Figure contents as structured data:
++++++++++

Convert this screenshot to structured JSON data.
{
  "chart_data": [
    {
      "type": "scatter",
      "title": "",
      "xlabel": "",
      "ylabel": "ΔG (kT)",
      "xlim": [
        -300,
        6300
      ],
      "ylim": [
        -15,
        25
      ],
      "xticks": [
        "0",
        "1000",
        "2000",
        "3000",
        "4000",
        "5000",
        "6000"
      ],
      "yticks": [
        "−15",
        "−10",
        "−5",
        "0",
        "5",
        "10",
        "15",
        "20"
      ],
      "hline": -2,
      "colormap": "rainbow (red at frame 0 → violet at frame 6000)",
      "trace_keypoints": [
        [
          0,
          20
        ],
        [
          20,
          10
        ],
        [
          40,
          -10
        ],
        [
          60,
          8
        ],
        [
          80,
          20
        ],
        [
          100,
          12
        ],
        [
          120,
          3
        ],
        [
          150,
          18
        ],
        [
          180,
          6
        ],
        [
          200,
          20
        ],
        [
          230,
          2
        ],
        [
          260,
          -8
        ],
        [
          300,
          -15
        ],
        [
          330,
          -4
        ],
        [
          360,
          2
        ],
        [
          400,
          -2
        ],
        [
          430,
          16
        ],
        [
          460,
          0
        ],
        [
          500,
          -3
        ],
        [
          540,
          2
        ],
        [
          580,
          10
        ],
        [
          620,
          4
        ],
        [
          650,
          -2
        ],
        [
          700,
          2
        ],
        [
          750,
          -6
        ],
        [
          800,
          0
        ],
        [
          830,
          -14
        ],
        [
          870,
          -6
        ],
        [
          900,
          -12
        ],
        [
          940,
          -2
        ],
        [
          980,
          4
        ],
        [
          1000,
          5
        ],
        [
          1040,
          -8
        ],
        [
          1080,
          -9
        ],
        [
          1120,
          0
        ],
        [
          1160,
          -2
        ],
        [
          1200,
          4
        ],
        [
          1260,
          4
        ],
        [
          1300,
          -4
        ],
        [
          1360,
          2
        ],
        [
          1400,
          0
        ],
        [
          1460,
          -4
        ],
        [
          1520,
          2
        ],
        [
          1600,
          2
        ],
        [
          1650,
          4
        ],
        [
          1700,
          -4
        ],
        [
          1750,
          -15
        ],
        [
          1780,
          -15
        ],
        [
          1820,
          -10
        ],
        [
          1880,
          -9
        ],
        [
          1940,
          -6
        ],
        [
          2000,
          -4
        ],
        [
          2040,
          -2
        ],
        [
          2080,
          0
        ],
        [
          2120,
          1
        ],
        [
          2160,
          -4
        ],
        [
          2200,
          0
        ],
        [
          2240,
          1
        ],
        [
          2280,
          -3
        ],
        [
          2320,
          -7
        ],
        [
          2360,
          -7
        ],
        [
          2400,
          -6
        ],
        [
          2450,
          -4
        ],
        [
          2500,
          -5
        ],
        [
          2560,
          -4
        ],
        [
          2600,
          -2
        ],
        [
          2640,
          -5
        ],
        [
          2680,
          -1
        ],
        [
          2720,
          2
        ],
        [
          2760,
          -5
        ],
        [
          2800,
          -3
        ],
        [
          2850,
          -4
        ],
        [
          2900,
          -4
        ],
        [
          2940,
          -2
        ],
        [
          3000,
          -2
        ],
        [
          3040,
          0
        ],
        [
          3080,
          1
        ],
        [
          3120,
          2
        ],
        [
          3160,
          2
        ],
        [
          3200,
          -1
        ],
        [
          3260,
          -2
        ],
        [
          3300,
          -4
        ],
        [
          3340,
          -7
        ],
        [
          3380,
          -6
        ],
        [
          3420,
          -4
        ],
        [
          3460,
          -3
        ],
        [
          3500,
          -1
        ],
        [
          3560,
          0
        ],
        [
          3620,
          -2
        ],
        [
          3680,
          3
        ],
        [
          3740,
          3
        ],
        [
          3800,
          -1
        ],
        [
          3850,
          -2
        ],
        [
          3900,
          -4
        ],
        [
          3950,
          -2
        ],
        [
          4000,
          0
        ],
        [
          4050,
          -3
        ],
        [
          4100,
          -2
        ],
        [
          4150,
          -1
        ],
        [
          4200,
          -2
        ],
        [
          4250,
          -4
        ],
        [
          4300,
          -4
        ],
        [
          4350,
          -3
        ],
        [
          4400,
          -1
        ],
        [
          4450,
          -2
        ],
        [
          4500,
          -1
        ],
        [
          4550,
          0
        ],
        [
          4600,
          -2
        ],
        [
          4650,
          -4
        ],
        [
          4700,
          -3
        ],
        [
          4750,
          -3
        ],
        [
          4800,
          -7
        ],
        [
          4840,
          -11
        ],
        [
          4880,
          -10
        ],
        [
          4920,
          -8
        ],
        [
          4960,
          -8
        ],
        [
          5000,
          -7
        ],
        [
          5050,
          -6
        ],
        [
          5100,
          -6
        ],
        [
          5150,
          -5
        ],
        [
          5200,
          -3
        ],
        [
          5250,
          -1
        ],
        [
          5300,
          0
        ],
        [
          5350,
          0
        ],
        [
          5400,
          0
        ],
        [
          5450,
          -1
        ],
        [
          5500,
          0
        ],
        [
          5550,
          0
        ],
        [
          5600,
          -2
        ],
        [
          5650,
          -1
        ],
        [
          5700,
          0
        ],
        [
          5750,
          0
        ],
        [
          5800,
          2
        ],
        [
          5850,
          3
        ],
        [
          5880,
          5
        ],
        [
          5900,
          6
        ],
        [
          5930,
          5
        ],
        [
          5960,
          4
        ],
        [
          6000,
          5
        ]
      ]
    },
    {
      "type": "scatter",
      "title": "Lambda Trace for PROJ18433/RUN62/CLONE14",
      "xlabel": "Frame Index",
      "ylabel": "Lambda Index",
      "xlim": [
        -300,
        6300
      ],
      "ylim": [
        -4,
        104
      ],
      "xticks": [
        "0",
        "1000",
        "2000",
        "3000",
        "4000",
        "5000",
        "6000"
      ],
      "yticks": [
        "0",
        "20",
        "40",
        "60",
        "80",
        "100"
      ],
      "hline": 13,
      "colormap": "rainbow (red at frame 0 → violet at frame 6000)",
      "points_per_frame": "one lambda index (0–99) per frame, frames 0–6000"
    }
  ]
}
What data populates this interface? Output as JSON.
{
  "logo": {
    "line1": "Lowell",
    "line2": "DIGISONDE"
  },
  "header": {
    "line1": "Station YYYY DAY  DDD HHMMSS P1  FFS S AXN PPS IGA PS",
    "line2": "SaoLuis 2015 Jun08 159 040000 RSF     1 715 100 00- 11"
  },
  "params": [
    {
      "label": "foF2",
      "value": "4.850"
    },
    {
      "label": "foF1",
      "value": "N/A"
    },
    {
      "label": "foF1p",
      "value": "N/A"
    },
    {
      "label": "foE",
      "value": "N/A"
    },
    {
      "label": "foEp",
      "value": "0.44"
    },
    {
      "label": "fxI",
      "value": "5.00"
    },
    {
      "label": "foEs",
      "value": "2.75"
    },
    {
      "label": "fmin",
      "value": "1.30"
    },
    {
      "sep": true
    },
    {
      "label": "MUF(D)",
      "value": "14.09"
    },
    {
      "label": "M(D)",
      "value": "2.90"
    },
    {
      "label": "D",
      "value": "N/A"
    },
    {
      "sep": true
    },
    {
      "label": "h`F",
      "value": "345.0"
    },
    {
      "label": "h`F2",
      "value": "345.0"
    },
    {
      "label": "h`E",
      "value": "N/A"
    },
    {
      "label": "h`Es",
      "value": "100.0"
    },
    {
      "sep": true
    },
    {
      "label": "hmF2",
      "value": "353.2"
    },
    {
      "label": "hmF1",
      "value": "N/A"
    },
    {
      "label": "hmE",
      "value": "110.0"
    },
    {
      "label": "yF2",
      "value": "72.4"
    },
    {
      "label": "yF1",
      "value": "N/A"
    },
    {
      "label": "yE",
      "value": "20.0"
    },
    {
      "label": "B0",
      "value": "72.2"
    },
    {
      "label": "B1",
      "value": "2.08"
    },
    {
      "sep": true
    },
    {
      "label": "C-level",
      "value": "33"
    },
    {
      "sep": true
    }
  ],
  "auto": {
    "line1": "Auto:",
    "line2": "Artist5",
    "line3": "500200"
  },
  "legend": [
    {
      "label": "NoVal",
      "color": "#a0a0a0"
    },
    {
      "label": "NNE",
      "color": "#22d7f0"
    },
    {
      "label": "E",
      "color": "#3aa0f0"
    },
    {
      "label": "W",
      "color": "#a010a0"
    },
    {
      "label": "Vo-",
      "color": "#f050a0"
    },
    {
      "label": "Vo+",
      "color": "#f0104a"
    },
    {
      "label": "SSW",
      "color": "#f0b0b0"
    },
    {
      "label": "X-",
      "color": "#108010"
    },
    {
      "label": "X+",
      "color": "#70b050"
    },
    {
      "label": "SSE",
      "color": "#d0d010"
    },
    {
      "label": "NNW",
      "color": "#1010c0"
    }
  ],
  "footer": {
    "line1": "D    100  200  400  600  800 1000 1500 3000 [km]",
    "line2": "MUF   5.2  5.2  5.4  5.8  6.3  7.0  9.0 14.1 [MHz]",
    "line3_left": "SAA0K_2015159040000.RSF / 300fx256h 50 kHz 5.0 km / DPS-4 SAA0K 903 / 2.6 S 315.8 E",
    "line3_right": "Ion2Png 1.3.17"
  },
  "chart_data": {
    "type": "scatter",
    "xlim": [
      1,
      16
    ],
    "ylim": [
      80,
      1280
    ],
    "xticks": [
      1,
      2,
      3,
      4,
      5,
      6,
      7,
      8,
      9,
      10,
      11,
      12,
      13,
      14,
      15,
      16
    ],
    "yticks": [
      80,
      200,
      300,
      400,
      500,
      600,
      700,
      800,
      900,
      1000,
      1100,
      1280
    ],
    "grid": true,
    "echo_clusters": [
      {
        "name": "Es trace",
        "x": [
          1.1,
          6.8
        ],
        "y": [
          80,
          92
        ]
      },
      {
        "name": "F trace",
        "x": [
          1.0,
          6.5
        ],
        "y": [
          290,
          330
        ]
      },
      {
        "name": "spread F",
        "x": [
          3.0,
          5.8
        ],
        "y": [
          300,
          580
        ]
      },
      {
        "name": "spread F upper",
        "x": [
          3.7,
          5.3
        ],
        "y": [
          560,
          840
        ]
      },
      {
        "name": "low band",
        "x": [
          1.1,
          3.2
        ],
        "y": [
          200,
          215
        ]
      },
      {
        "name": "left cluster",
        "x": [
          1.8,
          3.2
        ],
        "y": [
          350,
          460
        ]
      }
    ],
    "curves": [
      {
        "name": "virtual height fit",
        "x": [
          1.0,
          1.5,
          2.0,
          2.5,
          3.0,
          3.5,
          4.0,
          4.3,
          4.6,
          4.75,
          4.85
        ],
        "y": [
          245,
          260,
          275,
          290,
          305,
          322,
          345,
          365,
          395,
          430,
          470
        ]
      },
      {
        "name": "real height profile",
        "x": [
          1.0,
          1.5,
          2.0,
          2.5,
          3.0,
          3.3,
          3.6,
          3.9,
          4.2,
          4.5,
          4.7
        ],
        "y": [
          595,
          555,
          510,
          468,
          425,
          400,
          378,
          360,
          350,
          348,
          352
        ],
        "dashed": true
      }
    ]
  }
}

++++++++++

» **Problem details**: Pull out each line holding the string "JSON".

» **Task solution**:
Convert this screenshot to structured JSON data.
What data populates this interface? Output as JSON.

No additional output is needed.